**Task data**
- - -

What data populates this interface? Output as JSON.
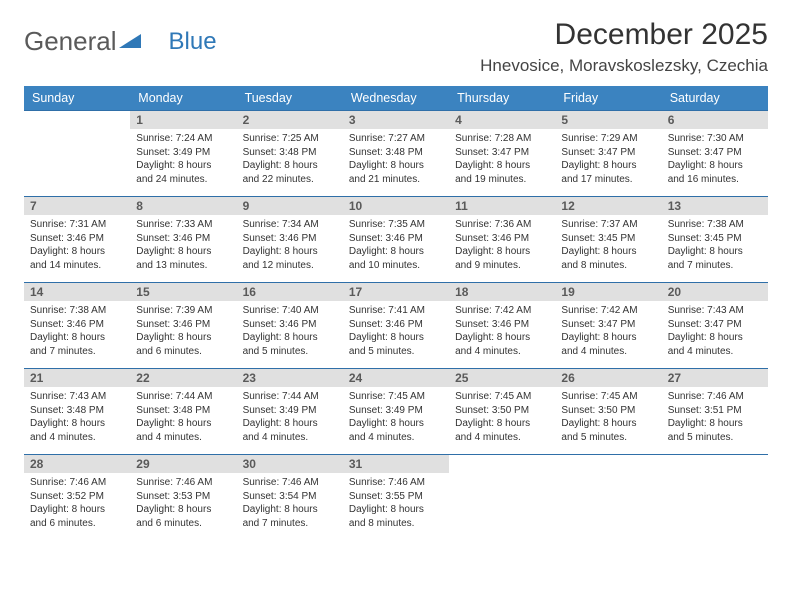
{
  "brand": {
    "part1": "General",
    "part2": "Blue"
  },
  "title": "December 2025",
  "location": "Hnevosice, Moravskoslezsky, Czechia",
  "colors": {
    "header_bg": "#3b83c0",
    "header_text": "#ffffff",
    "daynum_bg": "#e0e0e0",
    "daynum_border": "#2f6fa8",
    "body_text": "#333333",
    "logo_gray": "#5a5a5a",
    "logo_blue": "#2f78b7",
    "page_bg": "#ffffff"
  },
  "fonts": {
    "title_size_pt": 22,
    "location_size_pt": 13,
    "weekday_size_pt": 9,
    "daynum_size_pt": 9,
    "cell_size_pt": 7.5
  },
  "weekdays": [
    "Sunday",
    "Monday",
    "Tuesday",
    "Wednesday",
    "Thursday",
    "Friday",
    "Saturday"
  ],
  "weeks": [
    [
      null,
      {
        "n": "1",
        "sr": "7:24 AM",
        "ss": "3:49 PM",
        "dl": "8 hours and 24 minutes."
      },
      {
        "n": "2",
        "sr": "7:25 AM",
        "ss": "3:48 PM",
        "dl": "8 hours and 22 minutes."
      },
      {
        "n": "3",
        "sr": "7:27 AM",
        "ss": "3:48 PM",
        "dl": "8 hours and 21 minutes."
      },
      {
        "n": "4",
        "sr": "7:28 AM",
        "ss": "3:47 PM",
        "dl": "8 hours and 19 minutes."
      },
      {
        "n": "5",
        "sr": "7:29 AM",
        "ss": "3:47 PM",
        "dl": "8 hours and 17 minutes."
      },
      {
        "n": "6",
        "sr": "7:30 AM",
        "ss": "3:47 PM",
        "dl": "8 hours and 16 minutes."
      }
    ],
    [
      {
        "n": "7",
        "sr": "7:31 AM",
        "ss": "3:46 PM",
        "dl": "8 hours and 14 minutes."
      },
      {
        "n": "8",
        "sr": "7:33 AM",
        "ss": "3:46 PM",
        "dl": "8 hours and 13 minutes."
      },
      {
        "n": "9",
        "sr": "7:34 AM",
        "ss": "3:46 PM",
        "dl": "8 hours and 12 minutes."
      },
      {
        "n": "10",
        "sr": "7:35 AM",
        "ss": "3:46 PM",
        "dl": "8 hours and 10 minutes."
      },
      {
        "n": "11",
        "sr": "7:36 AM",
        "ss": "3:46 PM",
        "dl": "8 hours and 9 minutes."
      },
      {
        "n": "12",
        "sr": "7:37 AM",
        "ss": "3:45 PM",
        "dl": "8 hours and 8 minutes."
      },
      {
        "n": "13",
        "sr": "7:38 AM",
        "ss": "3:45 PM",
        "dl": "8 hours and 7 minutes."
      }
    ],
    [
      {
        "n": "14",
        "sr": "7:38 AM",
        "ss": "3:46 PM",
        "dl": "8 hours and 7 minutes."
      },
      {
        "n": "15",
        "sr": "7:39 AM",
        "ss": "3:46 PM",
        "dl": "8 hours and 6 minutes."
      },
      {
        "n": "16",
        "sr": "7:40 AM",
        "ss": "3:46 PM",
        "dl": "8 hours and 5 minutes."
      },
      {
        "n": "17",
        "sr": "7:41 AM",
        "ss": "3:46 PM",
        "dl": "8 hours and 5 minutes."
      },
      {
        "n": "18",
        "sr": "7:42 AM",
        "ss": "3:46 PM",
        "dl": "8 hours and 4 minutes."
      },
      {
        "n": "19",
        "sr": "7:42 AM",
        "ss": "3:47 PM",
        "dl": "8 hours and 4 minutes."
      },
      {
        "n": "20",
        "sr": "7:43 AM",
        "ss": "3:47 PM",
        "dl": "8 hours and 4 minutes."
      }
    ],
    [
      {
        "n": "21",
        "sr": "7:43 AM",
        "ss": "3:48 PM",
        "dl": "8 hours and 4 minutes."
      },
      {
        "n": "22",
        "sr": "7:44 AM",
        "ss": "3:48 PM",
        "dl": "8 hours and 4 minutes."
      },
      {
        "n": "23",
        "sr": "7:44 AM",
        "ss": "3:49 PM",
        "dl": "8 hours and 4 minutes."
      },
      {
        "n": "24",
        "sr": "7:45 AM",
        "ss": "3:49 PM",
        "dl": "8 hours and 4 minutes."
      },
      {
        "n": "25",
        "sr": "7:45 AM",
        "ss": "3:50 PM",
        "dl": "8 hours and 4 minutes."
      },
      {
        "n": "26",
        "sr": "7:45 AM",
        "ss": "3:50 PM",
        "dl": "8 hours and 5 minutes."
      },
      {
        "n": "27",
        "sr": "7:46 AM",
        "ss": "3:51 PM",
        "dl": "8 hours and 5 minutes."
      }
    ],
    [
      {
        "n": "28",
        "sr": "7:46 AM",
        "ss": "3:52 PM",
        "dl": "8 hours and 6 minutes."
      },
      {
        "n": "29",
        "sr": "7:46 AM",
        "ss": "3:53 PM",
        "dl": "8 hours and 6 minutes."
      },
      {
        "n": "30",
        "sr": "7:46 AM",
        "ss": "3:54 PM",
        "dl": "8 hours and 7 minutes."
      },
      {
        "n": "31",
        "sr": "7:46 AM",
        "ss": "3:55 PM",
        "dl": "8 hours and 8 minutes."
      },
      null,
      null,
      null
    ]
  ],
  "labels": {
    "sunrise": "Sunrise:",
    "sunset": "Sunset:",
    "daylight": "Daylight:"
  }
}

- - -

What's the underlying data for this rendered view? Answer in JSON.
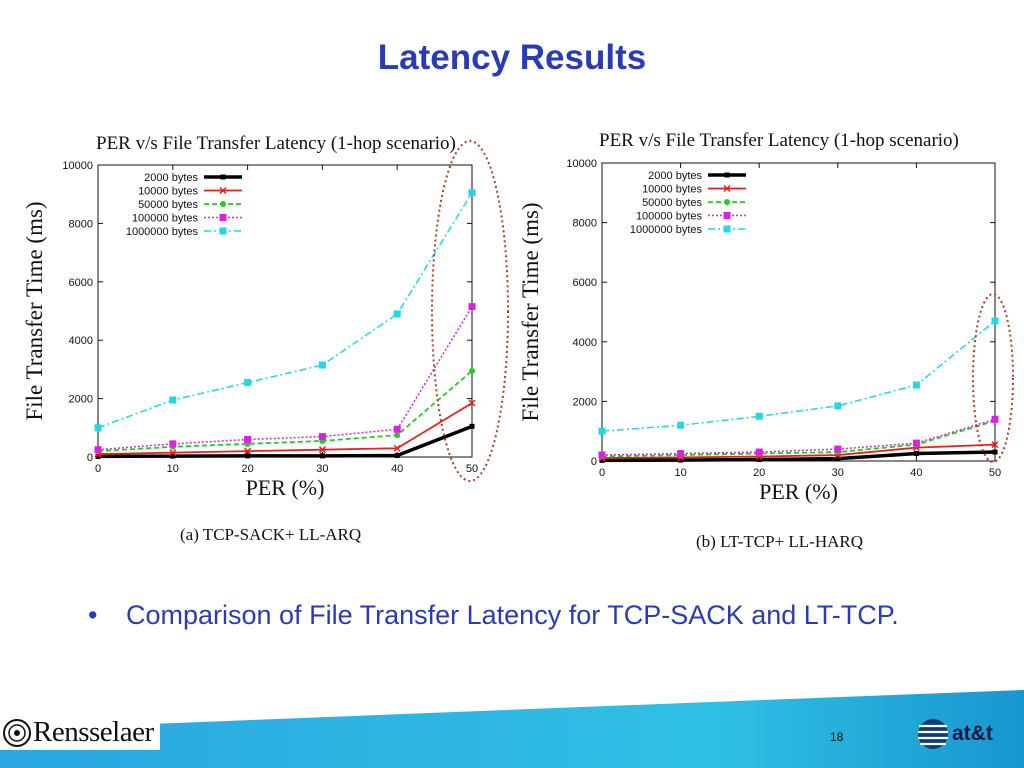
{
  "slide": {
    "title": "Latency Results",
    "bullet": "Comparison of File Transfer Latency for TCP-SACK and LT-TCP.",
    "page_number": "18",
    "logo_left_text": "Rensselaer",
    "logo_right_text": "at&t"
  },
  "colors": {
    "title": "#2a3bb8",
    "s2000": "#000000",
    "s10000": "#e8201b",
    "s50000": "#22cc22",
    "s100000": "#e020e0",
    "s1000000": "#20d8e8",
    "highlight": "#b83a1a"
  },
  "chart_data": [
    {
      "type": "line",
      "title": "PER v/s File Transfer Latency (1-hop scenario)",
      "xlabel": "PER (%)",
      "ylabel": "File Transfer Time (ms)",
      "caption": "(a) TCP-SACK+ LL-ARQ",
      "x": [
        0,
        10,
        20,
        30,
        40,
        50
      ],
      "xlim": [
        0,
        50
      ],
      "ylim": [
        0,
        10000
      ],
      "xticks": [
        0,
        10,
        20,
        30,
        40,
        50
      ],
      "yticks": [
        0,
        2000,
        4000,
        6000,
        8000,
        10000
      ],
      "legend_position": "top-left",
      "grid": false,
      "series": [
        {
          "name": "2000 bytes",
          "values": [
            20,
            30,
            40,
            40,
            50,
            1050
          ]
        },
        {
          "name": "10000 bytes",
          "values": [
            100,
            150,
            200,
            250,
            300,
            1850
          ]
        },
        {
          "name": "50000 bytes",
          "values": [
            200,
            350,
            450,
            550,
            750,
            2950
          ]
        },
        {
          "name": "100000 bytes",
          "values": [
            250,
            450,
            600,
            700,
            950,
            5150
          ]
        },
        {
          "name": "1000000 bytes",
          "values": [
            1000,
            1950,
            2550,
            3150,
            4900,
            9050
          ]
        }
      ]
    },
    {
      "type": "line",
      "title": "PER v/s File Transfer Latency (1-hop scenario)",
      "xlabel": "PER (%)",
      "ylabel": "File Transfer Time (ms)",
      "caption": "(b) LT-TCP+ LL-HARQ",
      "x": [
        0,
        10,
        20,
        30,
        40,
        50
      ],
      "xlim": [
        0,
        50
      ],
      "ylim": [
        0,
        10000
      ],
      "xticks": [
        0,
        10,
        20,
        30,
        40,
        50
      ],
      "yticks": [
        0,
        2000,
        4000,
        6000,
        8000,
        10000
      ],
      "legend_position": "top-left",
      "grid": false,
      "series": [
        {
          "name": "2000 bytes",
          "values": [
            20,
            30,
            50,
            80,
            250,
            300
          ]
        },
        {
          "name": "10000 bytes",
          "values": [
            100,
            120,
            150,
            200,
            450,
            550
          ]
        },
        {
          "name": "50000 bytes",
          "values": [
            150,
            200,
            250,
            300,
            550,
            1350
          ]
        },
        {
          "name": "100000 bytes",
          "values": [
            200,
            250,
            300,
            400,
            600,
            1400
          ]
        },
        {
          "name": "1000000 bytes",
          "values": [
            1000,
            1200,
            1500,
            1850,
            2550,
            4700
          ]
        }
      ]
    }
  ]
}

- - -

**Stated goal**
Gather up every line from the listing above in which the word "JSON" occurs.

**Expected output**
What data populates this interface? Output as JSON.
What's the underlying data for this rendered view? Answer in JSON.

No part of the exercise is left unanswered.